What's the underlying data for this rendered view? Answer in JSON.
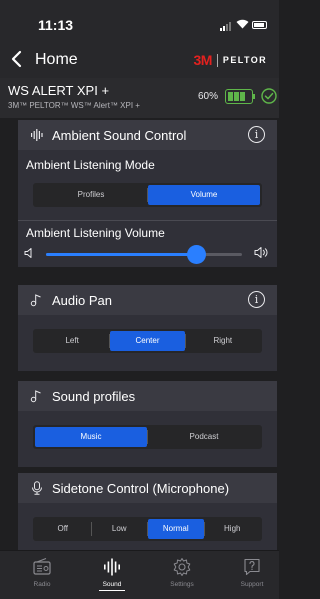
{
  "status": {
    "time": "11:13"
  },
  "nav": {
    "title": "Home",
    "brand_mark": "3M",
    "brand_name": "PELTOR"
  },
  "device": {
    "name": "WS ALERT XPI +",
    "subtitle": "3M™ PELTOR™ WS™ Alert™ XPI +",
    "battery_percent": "60%",
    "battery_level": 0.6,
    "connected": true
  },
  "ambient": {
    "title": "Ambient Sound Control",
    "mode_label": "Ambient Listening Mode",
    "mode_options": [
      "Profiles",
      "Volume"
    ],
    "mode_selected": "Volume",
    "volume_label": "Ambient Listening Volume",
    "volume_level": 0.77
  },
  "audio_pan": {
    "title": "Audio Pan",
    "options": [
      "Left",
      "Center",
      "Right"
    ],
    "selected": "Center"
  },
  "sound_profiles": {
    "title": "Sound profiles",
    "options": [
      "Music",
      "Podcast"
    ],
    "selected": "Music"
  },
  "sidetone": {
    "title": "Sidetone Control (Microphone)",
    "options": [
      "Off",
      "Low",
      "Normal",
      "High"
    ],
    "selected": "Normal"
  },
  "tabs": [
    {
      "label": "Radio",
      "icon": "radio-icon",
      "active": false
    },
    {
      "label": "Sound",
      "icon": "sound-icon",
      "active": true
    },
    {
      "label": "Settings",
      "icon": "settings-gear-icon",
      "active": false
    },
    {
      "label": "Support",
      "icon": "support-icon",
      "active": false
    }
  ],
  "colors": {
    "accent": "#1a5fe0",
    "slider": "#2a7fff",
    "battery": "#5fb64a",
    "brand_red": "#e3211f"
  }
}
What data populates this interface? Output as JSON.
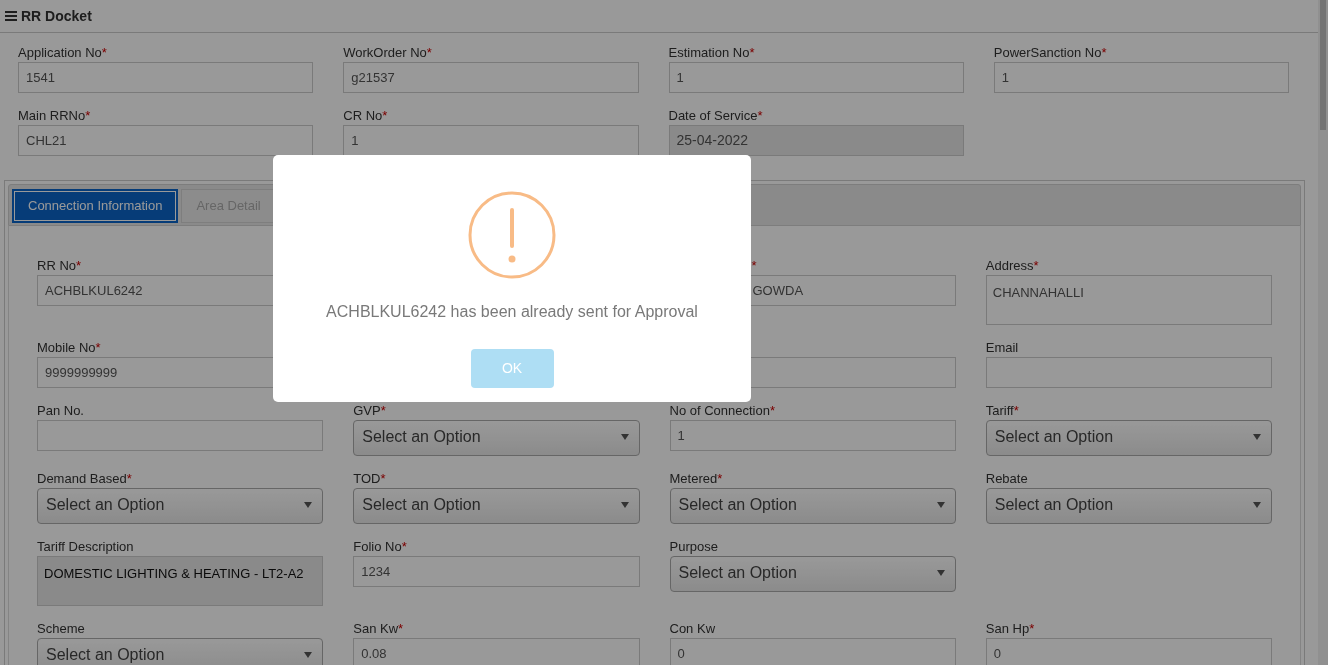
{
  "header": {
    "title": "RR Docket"
  },
  "top_fields": [
    {
      "label": "Application No",
      "mark": "*",
      "value": "1541",
      "disabled": false
    },
    {
      "label": "WorkOrder No",
      "mark": "*",
      "value": "g21537",
      "disabled": false
    },
    {
      "label": "Estimation No",
      "mark": "*",
      "value": "1",
      "disabled": false
    },
    {
      "label": "PowerSanction No",
      "mark": "*",
      "value": "1",
      "disabled": false
    },
    {
      "label": "Main RRNo",
      "mark": "*",
      "value": "CHL21",
      "disabled": false
    },
    {
      "label": "CR No",
      "mark": "*",
      "value": "1",
      "disabled": false
    },
    {
      "label": "Date of Service",
      "mark": "*",
      "value": "25-04-2022",
      "disabled": true
    }
  ],
  "tabs": [
    {
      "label": "Connection Information",
      "selected": true
    },
    {
      "label": "Area Detail",
      "selected": false
    }
  ],
  "connection_rows": [
    [
      {
        "kind": "input",
        "label": "RR No",
        "mark": "*",
        "value": "ACHBLKUL6242"
      },
      {
        "kind": "empty"
      },
      {
        "kind": "input",
        "mark": "*",
        "value": "GOWDA"
      },
      {
        "kind": "textarea",
        "label": "Address",
        "mark": "*",
        "value": "CHANNAHALLI"
      }
    ],
    [
      {
        "kind": "input",
        "label": "Mobile No",
        "mark": "*",
        "value": "9999999999"
      },
      {
        "kind": "empty"
      },
      {
        "kind": "input"
      },
      {
        "kind": "input",
        "label": "Email"
      }
    ],
    [
      {
        "kind": "input",
        "label": "Pan No."
      },
      {
        "kind": "select",
        "label": "GVP",
        "mark": "*",
        "value": "Select an Option"
      },
      {
        "kind": "input",
        "label": "No of Connection",
        "mark": "*",
        "value": "1"
      },
      {
        "kind": "select",
        "label": "Tariff",
        "mark": "*",
        "value": "Select an Option"
      }
    ],
    [
      {
        "kind": "select",
        "label": "Demand Based",
        "mark": "*",
        "value": "Select an Option"
      },
      {
        "kind": "select",
        "label": "TOD",
        "mark": "*",
        "value": "Select an Option"
      },
      {
        "kind": "select",
        "label": "Metered",
        "mark": "*",
        "value": "Select an Option"
      },
      {
        "kind": "select",
        "label": "Rebate",
        "value": "Select an Option"
      }
    ],
    [
      {
        "kind": "textarea",
        "label": "Tariff Description",
        "value": "DOMESTIC LIGHTING & HEATING - LT2-A2",
        "disabled": true
      },
      {
        "kind": "input",
        "label": "Folio No",
        "mark": "*",
        "value": "1234"
      },
      {
        "kind": "select",
        "label": "Purpose",
        "value": "Select an Option"
      },
      {
        "kind": "empty"
      }
    ],
    [
      {
        "kind": "select",
        "label": "Scheme",
        "value": "Select an Option"
      },
      {
        "kind": "input",
        "label": "San Kw",
        "mark": "*",
        "value": "0.08"
      },
      {
        "kind": "input",
        "label": "Con Kw",
        "value": "0"
      },
      {
        "kind": "input",
        "label": "San Hp",
        "mark": "*",
        "value": "0"
      }
    ]
  ],
  "dialog": {
    "message": "ACHBLKUL6242 has been already sent for Approval",
    "button": "OK"
  }
}
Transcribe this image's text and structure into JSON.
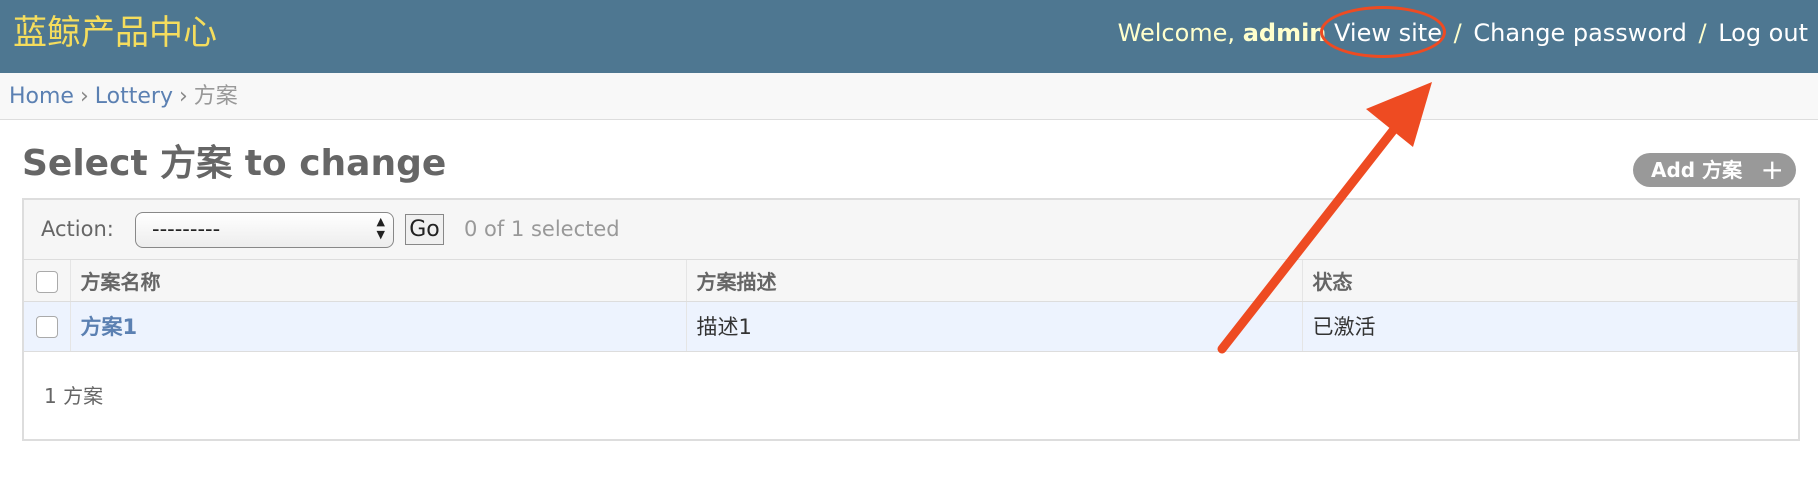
{
  "header": {
    "branding": "蓝鲸产品中心",
    "welcome": "Welcome,",
    "username": "admin",
    "links": {
      "view_site": "View site",
      "change_password": "Change password",
      "log_out": "Log out"
    },
    "separator": "/"
  },
  "breadcrumbs": {
    "home": "Home",
    "app": "Lottery",
    "current": "方案",
    "separator": "›"
  },
  "page": {
    "title": "Select 方案 to change",
    "add_button": "Add 方案",
    "add_icon": "+"
  },
  "actions": {
    "label": "Action:",
    "selected_value": "---------",
    "go_label": "Go",
    "counter": "0 of 1 selected"
  },
  "table": {
    "columns": [
      "方案名称",
      "方案描述",
      "状态"
    ],
    "rows": [
      {
        "name": "方案1",
        "description": "描述1",
        "status": "已激活"
      }
    ]
  },
  "paginator": "1 方案",
  "annotation": {
    "highlight_color": "#ee4b22"
  },
  "colors": {
    "header_bg": "#4e7791",
    "branding": "#f5dd5d",
    "link": "#5b80b2",
    "row_bg": "#edf3fe"
  }
}
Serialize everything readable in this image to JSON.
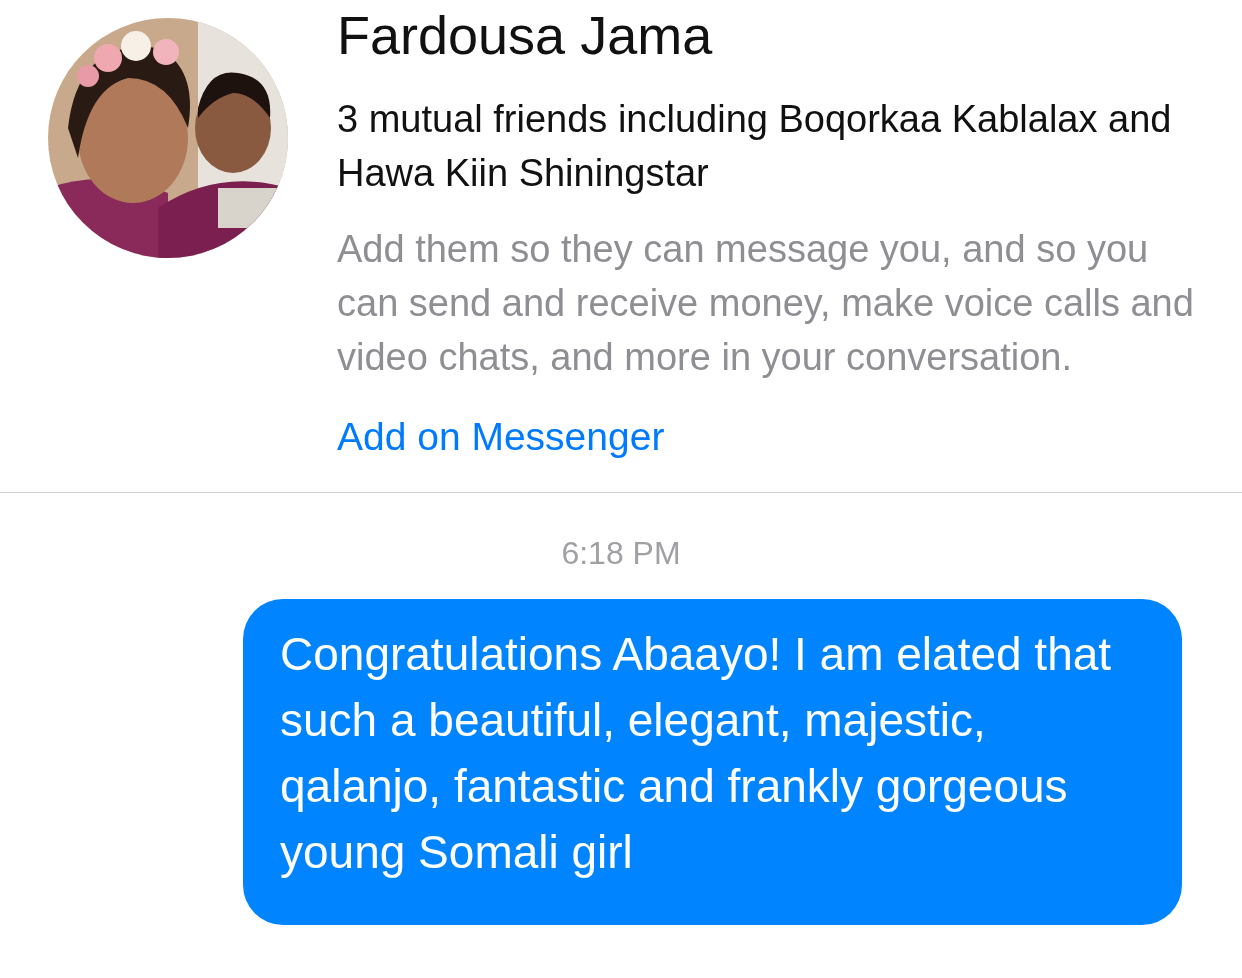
{
  "contact": {
    "name": "Fardousa Jama",
    "mutual_friends": "3 mutual friends including Boqorkaa Kablalax and Hawa Kiin Shiningstar",
    "note": "Add them so they can message you, and so you can send and receive money, make voice calls and video chats, and more in your conversation.",
    "add_link": "Add on Messenger"
  },
  "conversation": {
    "timestamp": "6:18 PM",
    "messages": [
      {
        "kind": "sent",
        "text": "Congratulations Abaayo! I am elated that such a beautiful, elegant, majestic, qalanjo, fantastic and frankly gorgeous young Somali girl"
      }
    ]
  }
}
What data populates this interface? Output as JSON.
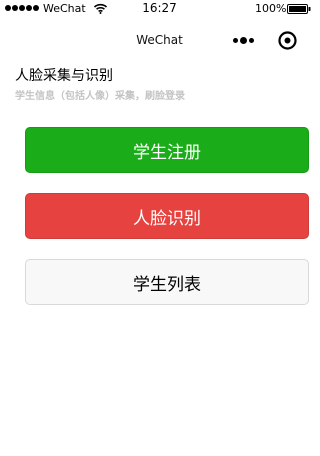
{
  "status_bar": {
    "carrier": "WeChat",
    "time": "16:27",
    "battery": "100%",
    "icons": [
      "signal-icon",
      "wifi-icon",
      "battery-icon"
    ]
  },
  "nav_bar": {
    "title": "WeChat",
    "icons": [
      "more-icon",
      "close-icon"
    ]
  },
  "header": {
    "title": "人脸采集与识别",
    "subtitle": "学生信息（包括人像）采集，刷脸登录"
  },
  "buttons": {
    "register": "学生注册",
    "recognize": "人脸识别",
    "list": "学生列表"
  },
  "colors": {
    "primary": "#1aad19",
    "warn": "#e64340",
    "default": "#f8f8f8",
    "subtitle": "#c4c4c4"
  }
}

AIM: Every record above should come back exactly, but without its pictures.

SOLUTION TO THIS PROBLEM:
What's the underlying data for this rendered view? Answer in JSON.
{
  "status": {
    "time": "11:13"
  },
  "nav": {
    "title": "Home",
    "brand_mark": "3M",
    "brand_name": "PELTOR"
  },
  "device": {
    "name": "WS ALERT XPI +",
    "subtitle": "3M™ PELTOR™ WS™ Alert™ XPI +",
    "battery_percent": "60%",
    "battery_level": 0.6,
    "connected": true
  },
  "ambient": {
    "title": "Ambient Sound Control",
    "mode_label": "Ambient Listening Mode",
    "mode_options": [
      "Profiles",
      "Volume"
    ],
    "mode_selected": "Volume",
    "volume_label": "Ambient Listening Volume",
    "volume_level": 0.77
  },
  "audio_pan": {
    "title": "Audio Pan",
    "options": [
      "Left",
      "Center",
      "Right"
    ],
    "selected": "Center"
  },
  "sound_profiles": {
    "title": "Sound profiles",
    "options": [
      "Music",
      "Podcast"
    ],
    "selected": "Music"
  },
  "sidetone": {
    "title": "Sidetone Control (Microphone)",
    "options": [
      "Off",
      "Low",
      "Normal",
      "High"
    ],
    "selected": "Normal"
  },
  "tabs": [
    {
      "label": "Radio",
      "icon": "radio-icon",
      "active": false
    },
    {
      "label": "Sound",
      "icon": "sound-icon",
      "active": true
    },
    {
      "label": "Settings",
      "icon": "settings-gear-icon",
      "active": false
    },
    {
      "label": "Support",
      "icon": "support-icon",
      "active": false
    }
  ],
  "colors": {
    "accent": "#1a5fe0",
    "slider": "#2a7fff",
    "battery": "#5fb64a",
    "brand_red": "#e3211f"
  }
}
What data populates this interface? Output as JSON.
{
  "header": {
    "title": "RR Docket"
  },
  "top_fields": [
    {
      "label": "Application No",
      "mark": "*",
      "value": "1541",
      "disabled": false
    },
    {
      "label": "WorkOrder No",
      "mark": "*",
      "value": "g21537",
      "disabled": false
    },
    {
      "label": "Estimation No",
      "mark": "*",
      "value": "1",
      "disabled": false
    },
    {
      "label": "PowerSanction No",
      "mark": "*",
      "value": "1",
      "disabled": false
    },
    {
      "label": "Main RRNo",
      "mark": "*",
      "value": "CHL21",
      "disabled": false
    },
    {
      "label": "CR No",
      "mark": "*",
      "value": "1",
      "disabled": false
    },
    {
      "label": "Date of Service",
      "mark": "*",
      "value": "25-04-2022",
      "disabled": true
    }
  ],
  "tabs": [
    {
      "label": "Connection Information",
      "selected": true
    },
    {
      "label": "Area Detail",
      "selected": false
    }
  ],
  "connection_rows": [
    [
      {
        "kind": "input",
        "label": "RR No",
        "mark": "*",
        "value": "ACHBLKUL6242"
      },
      {
        "kind": "empty"
      },
      {
        "kind": "input",
        "mark": "*",
        "value": "GOWDA"
      },
      {
        "kind": "textarea",
        "label": "Address",
        "mark": "*",
        "value": "CHANNAHALLI"
      }
    ],
    [
      {
        "kind": "input",
        "label": "Mobile No",
        "mark": "*",
        "value": "9999999999"
      },
      {
        "kind": "empty"
      },
      {
        "kind": "input"
      },
      {
        "kind": "input",
        "label": "Email"
      }
    ],
    [
      {
        "kind": "input",
        "label": "Pan No."
      },
      {
        "kind": "select",
        "label": "GVP",
        "mark": "*",
        "value": "Select an Option"
      },
      {
        "kind": "input",
        "label": "No of Connection",
        "mark": "*",
        "value": "1"
      },
      {
        "kind": "select",
        "label": "Tariff",
        "mark": "*",
        "value": "Select an Option"
      }
    ],
    [
      {
        "kind": "select",
        "label": "Demand Based",
        "mark": "*",
        "value": "Select an Option"
      },
      {
        "kind": "select",
        "label": "TOD",
        "mark": "*",
        "value": "Select an Option"
      },
      {
        "kind": "select",
        "label": "Metered",
        "mark": "*",
        "value": "Select an Option"
      },
      {
        "kind": "select",
        "label": "Rebate",
        "value": "Select an Option"
      }
    ],
    [
      {
        "kind": "textarea",
        "label": "Tariff Description",
        "value": "DOMESTIC LIGHTING & HEATING - LT2-A2",
        "disabled": true
      },
      {
        "kind": "input",
        "label": "Folio No",
        "mark": "*",
        "value": "1234"
      },
      {
        "kind": "select",
        "label": "Purpose",
        "value": "Select an Option"
      },
      {
        "kind": "empty"
      }
    ],
    [
      {
        "kind": "select",
        "label": "Scheme",
        "value": "Select an Option"
      },
      {
        "kind": "input",
        "label": "San Kw",
        "mark": "*",
        "value": "0.08"
      },
      {
        "kind": "input",
        "label": "Con Kw",
        "value": "0"
      },
      {
        "kind": "input",
        "label": "San Hp",
        "mark": "*",
        "value": "0"
      }
    ]
  ],
  "dialog": {
    "message": "ACHBLKUL6242 has been already sent for Approval",
    "button": "OK"
  }
}
Transcribe this image's text and structure into JSON.
{
  "header": {
    "branding": "蓝鲸产品中心",
    "welcome": "Welcome,",
    "username": "admin",
    "links": {
      "view_site": "View site",
      "change_password": "Change password",
      "log_out": "Log out"
    },
    "separator": "/"
  },
  "breadcrumbs": {
    "home": "Home",
    "app": "Lottery",
    "current": "方案",
    "separator": "›"
  },
  "page": {
    "title": "Select 方案 to change",
    "add_button": "Add 方案",
    "add_icon": "+"
  },
  "actions": {
    "label": "Action:",
    "selected_value": "---------",
    "go_label": "Go",
    "counter": "0 of 1 selected"
  },
  "table": {
    "columns": [
      "方案名称",
      "方案描述",
      "状态"
    ],
    "rows": [
      {
        "name": "方案1",
        "description": "描述1",
        "status": "已激活"
      }
    ]
  },
  "paginator": "1 方案",
  "annotation": {
    "highlight_color": "#ee4b22"
  },
  "colors": {
    "header_bg": "#4e7791",
    "branding": "#f5dd5d",
    "link": "#5b80b2",
    "row_bg": "#edf3fe"
  }
}
Serialize everything readable in this image to JSON.
{
  "contact": {
    "name": "Fardousa Jama",
    "mutual_friends": "3 mutual friends including Boqorkaa Kablalax and Hawa Kiin Shiningstar",
    "note": "Add them so they can message you, and so you can send and receive money, make voice calls and video chats, and more in your conversation.",
    "add_link": "Add on Messenger"
  },
  "conversation": {
    "timestamp": "6:18 PM",
    "messages": [
      {
        "kind": "sent",
        "text": "Congratulations Abaayo! I am elated that such a beautiful, elegant, majestic, qalanjo, fantastic and frankly gorgeous young Somali girl"
      }
    ]
  }
}
What data populates this interface? Output as JSON.
{
  "status_bar": {
    "carrier": "WeChat",
    "time": "16:27",
    "battery": "100%",
    "icons": [
      "signal-icon",
      "wifi-icon",
      "battery-icon"
    ]
  },
  "nav_bar": {
    "title": "WeChat",
    "icons": [
      "more-icon",
      "close-icon"
    ]
  },
  "header": {
    "title": "人脸采集与识别",
    "subtitle": "学生信息（包括人像）采集，刷脸登录"
  },
  "buttons": {
    "register": "学生注册",
    "recognize": "人脸识别",
    "list": "学生列表"
  },
  "colors": {
    "primary": "#1aad19",
    "warn": "#e64340",
    "default": "#f8f8f8",
    "subtitle": "#c4c4c4"
  }
}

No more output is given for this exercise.